| Aim |
Pictures should be excluded; otherwise, copy every entry exactly.

| Input for this task |
>>>>
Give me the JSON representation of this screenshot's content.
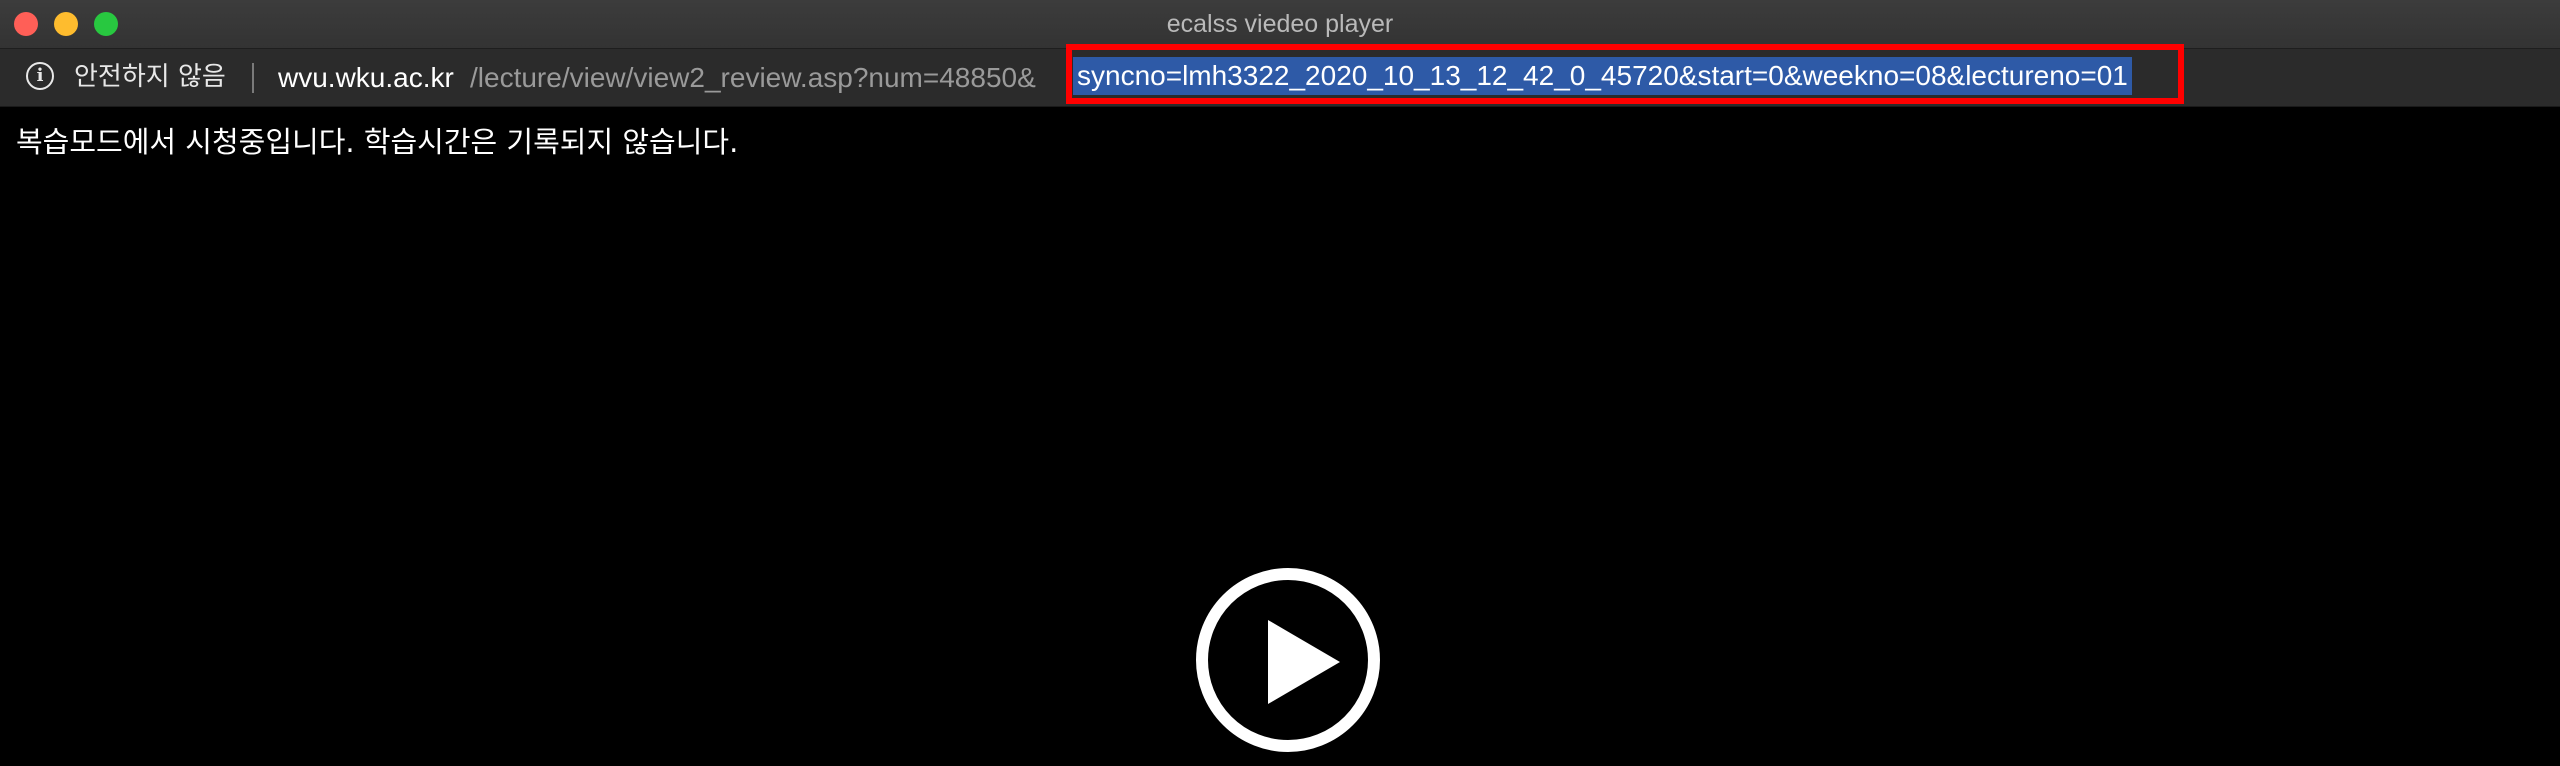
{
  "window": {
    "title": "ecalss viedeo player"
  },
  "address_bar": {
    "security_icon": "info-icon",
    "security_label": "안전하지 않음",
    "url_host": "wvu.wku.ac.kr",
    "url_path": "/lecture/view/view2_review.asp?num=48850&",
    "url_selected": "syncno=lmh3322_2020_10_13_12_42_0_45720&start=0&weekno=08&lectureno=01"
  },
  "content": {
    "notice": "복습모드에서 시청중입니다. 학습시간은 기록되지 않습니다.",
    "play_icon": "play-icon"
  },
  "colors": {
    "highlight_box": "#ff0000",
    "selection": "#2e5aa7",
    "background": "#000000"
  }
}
<<<<
| Task response |
Give me the JSON representation of this screenshot's content.
{
  "window": {
    "title": "ecalss viedeo player"
  },
  "address_bar": {
    "security_icon": "info-icon",
    "security_label": "안전하지 않음",
    "url_host": "wvu.wku.ac.kr",
    "url_path": "/lecture/view/view2_review.asp?num=48850&",
    "url_selected": "syncno=lmh3322_2020_10_13_12_42_0_45720&start=0&weekno=08&lectureno=01"
  },
  "content": {
    "notice": "복습모드에서 시청중입니다. 학습시간은 기록되지 않습니다.",
    "play_icon": "play-icon"
  },
  "colors": {
    "highlight_box": "#ff0000",
    "selection": "#2e5aa7",
    "background": "#000000"
  }
}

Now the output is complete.